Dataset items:
—————

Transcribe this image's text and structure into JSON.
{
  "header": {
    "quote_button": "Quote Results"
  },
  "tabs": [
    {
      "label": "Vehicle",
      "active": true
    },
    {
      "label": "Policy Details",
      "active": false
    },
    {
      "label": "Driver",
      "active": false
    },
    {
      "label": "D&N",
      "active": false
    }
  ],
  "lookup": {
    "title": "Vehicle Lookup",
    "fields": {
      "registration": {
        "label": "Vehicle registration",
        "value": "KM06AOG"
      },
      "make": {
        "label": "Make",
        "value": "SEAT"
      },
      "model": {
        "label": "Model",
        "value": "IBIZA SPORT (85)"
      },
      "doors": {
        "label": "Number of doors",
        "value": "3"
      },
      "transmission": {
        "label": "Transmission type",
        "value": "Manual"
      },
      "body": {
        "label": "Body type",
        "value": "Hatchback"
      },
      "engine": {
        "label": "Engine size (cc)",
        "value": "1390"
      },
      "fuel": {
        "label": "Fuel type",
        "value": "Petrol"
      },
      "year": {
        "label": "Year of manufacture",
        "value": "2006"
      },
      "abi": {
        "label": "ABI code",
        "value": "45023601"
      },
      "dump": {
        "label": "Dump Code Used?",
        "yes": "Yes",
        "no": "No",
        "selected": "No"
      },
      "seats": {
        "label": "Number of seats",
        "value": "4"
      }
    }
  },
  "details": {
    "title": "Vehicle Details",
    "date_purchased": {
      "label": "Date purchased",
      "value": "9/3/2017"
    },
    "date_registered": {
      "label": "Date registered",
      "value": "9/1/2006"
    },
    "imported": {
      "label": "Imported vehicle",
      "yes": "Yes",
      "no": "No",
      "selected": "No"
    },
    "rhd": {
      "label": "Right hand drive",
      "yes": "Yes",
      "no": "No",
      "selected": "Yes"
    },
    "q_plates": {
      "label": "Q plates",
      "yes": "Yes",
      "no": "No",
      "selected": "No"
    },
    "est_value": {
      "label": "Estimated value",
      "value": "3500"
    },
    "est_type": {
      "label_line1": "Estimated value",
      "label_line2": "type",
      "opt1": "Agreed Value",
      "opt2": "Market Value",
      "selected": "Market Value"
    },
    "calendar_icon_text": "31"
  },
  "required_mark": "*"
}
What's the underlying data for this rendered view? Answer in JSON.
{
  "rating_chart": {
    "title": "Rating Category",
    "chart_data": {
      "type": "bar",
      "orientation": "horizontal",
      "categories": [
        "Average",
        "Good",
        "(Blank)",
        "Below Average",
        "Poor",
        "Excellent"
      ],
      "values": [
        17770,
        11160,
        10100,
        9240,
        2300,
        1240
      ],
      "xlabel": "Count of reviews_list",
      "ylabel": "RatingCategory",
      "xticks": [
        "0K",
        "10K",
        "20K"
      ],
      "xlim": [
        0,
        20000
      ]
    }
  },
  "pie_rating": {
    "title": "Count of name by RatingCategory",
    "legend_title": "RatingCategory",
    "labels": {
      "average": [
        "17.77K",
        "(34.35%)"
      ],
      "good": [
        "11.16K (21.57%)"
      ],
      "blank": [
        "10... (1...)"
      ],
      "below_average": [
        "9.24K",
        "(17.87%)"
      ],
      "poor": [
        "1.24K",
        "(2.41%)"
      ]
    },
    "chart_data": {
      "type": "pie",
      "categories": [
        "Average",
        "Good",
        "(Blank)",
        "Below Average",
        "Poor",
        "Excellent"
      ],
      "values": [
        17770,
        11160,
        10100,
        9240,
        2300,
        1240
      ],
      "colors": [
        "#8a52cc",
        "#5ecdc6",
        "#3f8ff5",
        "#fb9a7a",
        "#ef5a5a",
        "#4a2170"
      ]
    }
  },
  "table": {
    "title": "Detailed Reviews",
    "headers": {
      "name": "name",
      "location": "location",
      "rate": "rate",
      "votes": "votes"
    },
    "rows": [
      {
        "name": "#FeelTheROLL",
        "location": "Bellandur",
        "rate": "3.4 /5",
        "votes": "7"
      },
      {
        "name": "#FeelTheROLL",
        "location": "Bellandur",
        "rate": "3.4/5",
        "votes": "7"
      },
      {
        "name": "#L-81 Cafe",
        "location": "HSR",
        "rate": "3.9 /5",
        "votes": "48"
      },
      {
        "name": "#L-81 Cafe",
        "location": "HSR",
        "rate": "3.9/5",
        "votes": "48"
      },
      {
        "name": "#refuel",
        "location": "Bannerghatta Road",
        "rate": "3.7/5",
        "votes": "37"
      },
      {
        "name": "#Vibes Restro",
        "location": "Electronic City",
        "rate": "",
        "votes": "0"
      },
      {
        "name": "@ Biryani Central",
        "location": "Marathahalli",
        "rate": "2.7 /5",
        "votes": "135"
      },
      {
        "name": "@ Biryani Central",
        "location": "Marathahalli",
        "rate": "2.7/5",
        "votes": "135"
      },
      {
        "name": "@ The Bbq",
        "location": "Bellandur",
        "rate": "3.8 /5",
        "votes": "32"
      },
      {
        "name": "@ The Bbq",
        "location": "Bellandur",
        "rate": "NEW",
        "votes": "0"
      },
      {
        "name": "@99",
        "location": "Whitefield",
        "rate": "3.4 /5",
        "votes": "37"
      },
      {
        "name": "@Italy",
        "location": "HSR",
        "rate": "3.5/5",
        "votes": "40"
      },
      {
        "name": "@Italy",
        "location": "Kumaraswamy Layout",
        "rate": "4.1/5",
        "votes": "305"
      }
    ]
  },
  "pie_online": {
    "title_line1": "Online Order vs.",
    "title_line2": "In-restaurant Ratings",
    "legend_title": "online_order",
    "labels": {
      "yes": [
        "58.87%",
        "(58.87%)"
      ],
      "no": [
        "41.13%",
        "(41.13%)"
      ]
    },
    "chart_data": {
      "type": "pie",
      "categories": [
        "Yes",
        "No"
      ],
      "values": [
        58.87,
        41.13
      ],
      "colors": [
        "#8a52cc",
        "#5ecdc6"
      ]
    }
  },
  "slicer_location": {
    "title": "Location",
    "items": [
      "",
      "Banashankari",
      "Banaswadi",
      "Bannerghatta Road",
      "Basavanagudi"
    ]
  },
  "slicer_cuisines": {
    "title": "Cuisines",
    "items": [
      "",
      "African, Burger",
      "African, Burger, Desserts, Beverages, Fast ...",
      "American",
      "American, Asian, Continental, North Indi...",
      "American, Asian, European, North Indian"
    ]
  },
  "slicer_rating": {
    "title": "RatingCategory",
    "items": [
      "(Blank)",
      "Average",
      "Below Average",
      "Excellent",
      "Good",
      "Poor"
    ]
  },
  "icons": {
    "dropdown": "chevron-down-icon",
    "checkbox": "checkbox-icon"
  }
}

—————

> **Required work**
Copy the material above back out, exactly as written.

> **Response**
Transcribe this image's text and structure into JSON.
{
  "header": {
    "quote_button": "Quote Results"
  },
  "tabs": [
    {
      "label": "Vehicle",
      "active": true
    },
    {
      "label": "Policy Details",
      "active": false
    },
    {
      "label": "Driver",
      "active": false
    },
    {
      "label": "D&N",
      "active": false
    }
  ],
  "lookup": {
    "title": "Vehicle Lookup",
    "fields": {
      "registration": {
        "label": "Vehicle registration",
        "value": "KM06AOG"
      },
      "make": {
        "label": "Make",
        "value": "SEAT"
      },
      "model": {
        "label": "Model",
        "value": "IBIZA SPORT (85)"
      },
      "doors": {
        "label": "Number of doors",
        "value": "3"
      },
      "transmission": {
        "label": "Transmission type",
        "value": "Manual"
      },
      "body": {
        "label": "Body type",
        "value": "Hatchback"
      },
      "engine": {
        "label": "Engine size (cc)",
        "value": "1390"
      },
      "fuel": {
        "label": "Fuel type",
        "value": "Petrol"
      },
      "year": {
        "label": "Year of manufacture",
        "value": "2006"
      },
      "abi": {
        "label": "ABI code",
        "value": "45023601"
      },
      "dump": {
        "label": "Dump Code Used?",
        "yes": "Yes",
        "no": "No",
        "selected": "No"
      },
      "seats": {
        "label": "Number of seats",
        "value": "4"
      }
    }
  },
  "details": {
    "title": "Vehicle Details",
    "date_purchased": {
      "label": "Date purchased",
      "value": "9/3/2017"
    },
    "date_registered": {
      "label": "Date registered",
      "value": "9/1/2006"
    },
    "imported": {
      "label": "Imported vehicle",
      "yes": "Yes",
      "no": "No",
      "selected": "No"
    },
    "rhd": {
      "label": "Right hand drive",
      "yes": "Yes",
      "no": "No",
      "selected": "Yes"
    },
    "q_plates": {
      "label": "Q plates",
      "yes": "Yes",
      "no": "No",
      "selected": "No"
    },
    "est_value": {
      "label": "Estimated value",
      "value": "3500"
    },
    "est_type": {
      "label_line1": "Estimated value",
      "label_line2": "type",
      "opt1": "Agreed Value",
      "opt2": "Market Value",
      "selected": "Market Value"
    },
    "calendar_icon_text": "31"
  },
  "required_mark": "*"
}
What's the underlying data for this rendered view? Answer in JSON.
{
  "rating_chart": {
    "title": "Rating Category",
    "chart_data": {
      "type": "bar",
      "orientation": "horizontal",
      "categories": [
        "Average",
        "Good",
        "(Blank)",
        "Below Average",
        "Poor",
        "Excellent"
      ],
      "values": [
        17770,
        11160,
        10100,
        9240,
        2300,
        1240
      ],
      "xlabel": "Count of reviews_list",
      "ylabel": "RatingCategory",
      "xticks": [
        "0K",
        "10K",
        "20K"
      ],
      "xlim": [
        0,
        20000
      ]
    }
  },
  "pie_rating": {
    "title": "Count of name by RatingCategory",
    "legend_title": "RatingCategory",
    "labels": {
      "average": [
        "17.77K",
        "(34.35%)"
      ],
      "good": [
        "11.16K (21.57%)"
      ],
      "blank": [
        "10... (1...)"
      ],
      "below_average": [
        "9.24K",
        "(17.87%)"
      ],
      "poor": [
        "1.24K",
        "(2.41%)"
      ]
    },
    "chart_data": {
      "type": "pie",
      "categories": [
        "Average",
        "Good",
        "(Blank)",
        "Below Average",
        "Poor",
        "Excellent"
      ],
      "values": [
        17770,
        11160,
        10100,
        9240,
        2300,
        1240
      ],
      "colors": [
        "#8a52cc",
        "#5ecdc6",
        "#3f8ff5",
        "#fb9a7a",
        "#ef5a5a",
        "#4a2170"
      ]
    }
  },
  "table": {
    "title": "Detailed Reviews",
    "headers": {
      "name": "name",
      "location": "location",
      "rate": "rate",
      "votes": "votes"
    },
    "rows": [
      {
        "name": "#FeelTheROLL",
        "location": "Bellandur",
        "rate": "3.4 /5",
        "votes": "7"
      },
      {
        "name": "#FeelTheROLL",
        "location": "Bellandur",
        "rate": "3.4/5",
        "votes": "7"
      },
      {
        "name": "#L-81 Cafe",
        "location": "HSR",
        "rate": "3.9 /5",
        "votes": "48"
      },
      {
        "name": "#L-81 Cafe",
        "location": "HSR",
        "rate": "3.9/5",
        "votes": "48"
      },
      {
        "name": "#refuel",
        "location": "Bannerghatta Road",
        "rate": "3.7/5",
        "votes": "37"
      },
      {
        "name": "#Vibes Restro",
        "location": "Electronic City",
        "rate": "",
        "votes": "0"
      },
      {
        "name": "@ Biryani Central",
        "location": "Marathahalli",
        "rate": "2.7 /5",
        "votes": "135"
      },
      {
        "name": "@ Biryani Central",
        "location": "Marathahalli",
        "rate": "2.7/5",
        "votes": "135"
      },
      {
        "name": "@ The Bbq",
        "location": "Bellandur",
        "rate": "3.8 /5",
        "votes": "32"
      },
      {
        "name": "@ The Bbq",
        "location": "Bellandur",
        "rate": "NEW",
        "votes": "0"
      },
      {
        "name": "@99",
        "location": "Whitefield",
        "rate": "3.4 /5",
        "votes": "37"
      },
      {
        "name": "@Italy",
        "location": "HSR",
        "rate": "3.5/5",
        "votes": "40"
      },
      {
        "name": "@Italy",
        "location": "Kumaraswamy Layout",
        "rate": "4.1/5",
        "votes": "305"
      }
    ]
  },
  "pie_online": {
    "title_line1": "Online Order vs.",
    "title_line2": "In-restaurant Ratings",
    "legend_title": "online_order",
    "labels": {
      "yes": [
        "58.87%",
        "(58.87%)"
      ],
      "no": [
        "41.13%",
        "(41.13%)"
      ]
    },
    "chart_data": {
      "type": "pie",
      "categories": [
        "Yes",
        "No"
      ],
      "values": [
        58.87,
        41.13
      ],
      "colors": [
        "#8a52cc",
        "#5ecdc6"
      ]
    }
  },
  "slicer_location": {
    "title": "Location",
    "items": [
      "",
      "Banashankari",
      "Banaswadi",
      "Bannerghatta Road",
      "Basavanagudi"
    ]
  },
  "slicer_cuisines": {
    "title": "Cuisines",
    "items": [
      "",
      "African, Burger",
      "African, Burger, Desserts, Beverages, Fast ...",
      "American",
      "American, Asian, Continental, North Indi...",
      "American, Asian, European, North Indian"
    ]
  },
  "slicer_rating": {
    "title": "RatingCategory",
    "items": [
      "(Blank)",
      "Average",
      "Below Average",
      "Excellent",
      "Good",
      "Poor"
    ]
  },
  "icons": {
    "dropdown": "chevron-down-icon",
    "checkbox": "checkbox-icon"
  }
}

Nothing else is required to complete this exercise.